Among the entries below, which lines include the string "Gesandte"? Show each one.

◆ Exercise materials ◆

▶

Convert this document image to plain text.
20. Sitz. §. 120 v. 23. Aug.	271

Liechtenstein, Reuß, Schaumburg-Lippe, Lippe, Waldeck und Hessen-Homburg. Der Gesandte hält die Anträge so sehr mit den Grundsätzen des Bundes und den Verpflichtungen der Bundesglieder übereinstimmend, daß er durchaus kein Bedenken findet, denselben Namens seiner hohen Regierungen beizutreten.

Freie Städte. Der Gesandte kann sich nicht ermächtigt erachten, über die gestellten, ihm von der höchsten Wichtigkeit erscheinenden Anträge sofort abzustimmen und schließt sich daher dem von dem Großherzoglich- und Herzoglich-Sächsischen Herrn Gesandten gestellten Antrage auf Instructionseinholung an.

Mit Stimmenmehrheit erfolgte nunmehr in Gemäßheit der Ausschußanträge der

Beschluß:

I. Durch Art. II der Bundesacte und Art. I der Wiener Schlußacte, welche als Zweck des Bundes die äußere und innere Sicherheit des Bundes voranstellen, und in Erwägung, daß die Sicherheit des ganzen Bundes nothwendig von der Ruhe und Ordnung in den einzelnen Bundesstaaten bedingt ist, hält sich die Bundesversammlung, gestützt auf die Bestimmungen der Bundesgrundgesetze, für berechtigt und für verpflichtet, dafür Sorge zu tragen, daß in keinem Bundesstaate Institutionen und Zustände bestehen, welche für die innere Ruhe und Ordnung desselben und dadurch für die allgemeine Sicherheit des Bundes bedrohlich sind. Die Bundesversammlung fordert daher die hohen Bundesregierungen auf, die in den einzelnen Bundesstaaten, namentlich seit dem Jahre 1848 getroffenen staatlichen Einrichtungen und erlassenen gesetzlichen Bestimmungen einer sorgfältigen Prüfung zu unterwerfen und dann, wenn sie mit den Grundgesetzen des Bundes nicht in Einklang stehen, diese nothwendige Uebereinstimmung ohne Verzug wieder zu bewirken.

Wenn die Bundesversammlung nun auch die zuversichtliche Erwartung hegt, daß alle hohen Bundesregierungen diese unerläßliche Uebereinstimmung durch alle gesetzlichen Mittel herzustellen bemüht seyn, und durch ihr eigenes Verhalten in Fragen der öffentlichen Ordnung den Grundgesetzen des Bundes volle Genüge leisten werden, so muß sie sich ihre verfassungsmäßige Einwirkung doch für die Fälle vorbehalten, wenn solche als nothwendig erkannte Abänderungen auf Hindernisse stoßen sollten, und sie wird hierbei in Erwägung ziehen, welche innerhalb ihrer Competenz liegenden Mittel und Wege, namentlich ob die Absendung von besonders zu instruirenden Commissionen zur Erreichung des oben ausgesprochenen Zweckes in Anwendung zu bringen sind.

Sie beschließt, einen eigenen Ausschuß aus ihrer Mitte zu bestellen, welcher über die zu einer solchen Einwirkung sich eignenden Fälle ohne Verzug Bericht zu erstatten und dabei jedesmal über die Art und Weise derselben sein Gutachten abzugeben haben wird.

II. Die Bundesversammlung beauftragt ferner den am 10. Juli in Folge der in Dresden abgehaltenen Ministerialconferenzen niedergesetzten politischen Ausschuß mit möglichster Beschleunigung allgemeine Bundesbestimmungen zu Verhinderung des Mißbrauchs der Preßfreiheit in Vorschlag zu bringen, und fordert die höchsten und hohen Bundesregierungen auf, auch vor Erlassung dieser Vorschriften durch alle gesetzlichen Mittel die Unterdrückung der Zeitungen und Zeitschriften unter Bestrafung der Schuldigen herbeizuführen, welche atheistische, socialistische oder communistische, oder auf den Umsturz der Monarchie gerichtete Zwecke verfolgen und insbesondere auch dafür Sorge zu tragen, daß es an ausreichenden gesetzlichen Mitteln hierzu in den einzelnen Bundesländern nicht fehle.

◀

◆ Answer to the exercise ◆
Liechtenstein, Reuß, Schaumburg-Lippe, Lippe, Waldeck und Hessen-Homburg. Der Gesandte hält die Anträge so sehr mit den Grundsätzen des Bundes und den Verpflichtungen der Bundesglieder übereinstimmend, daß er durchaus kein Bedenken findet, denselben Namens seiner hohen Regierungen beizutreten.
Freie Städte. Der Gesandte kann sich nicht ermächtigt erachten, über die gestellten, ihm von der höchsten Wichtigkeit erscheinenden Anträge sofort abzustimmen und schließt sich daher dem von dem Großherzoglich- und Herzoglich-Sächsischen Herrn Gesandten gestellten Antrage auf Instructionseinholung an.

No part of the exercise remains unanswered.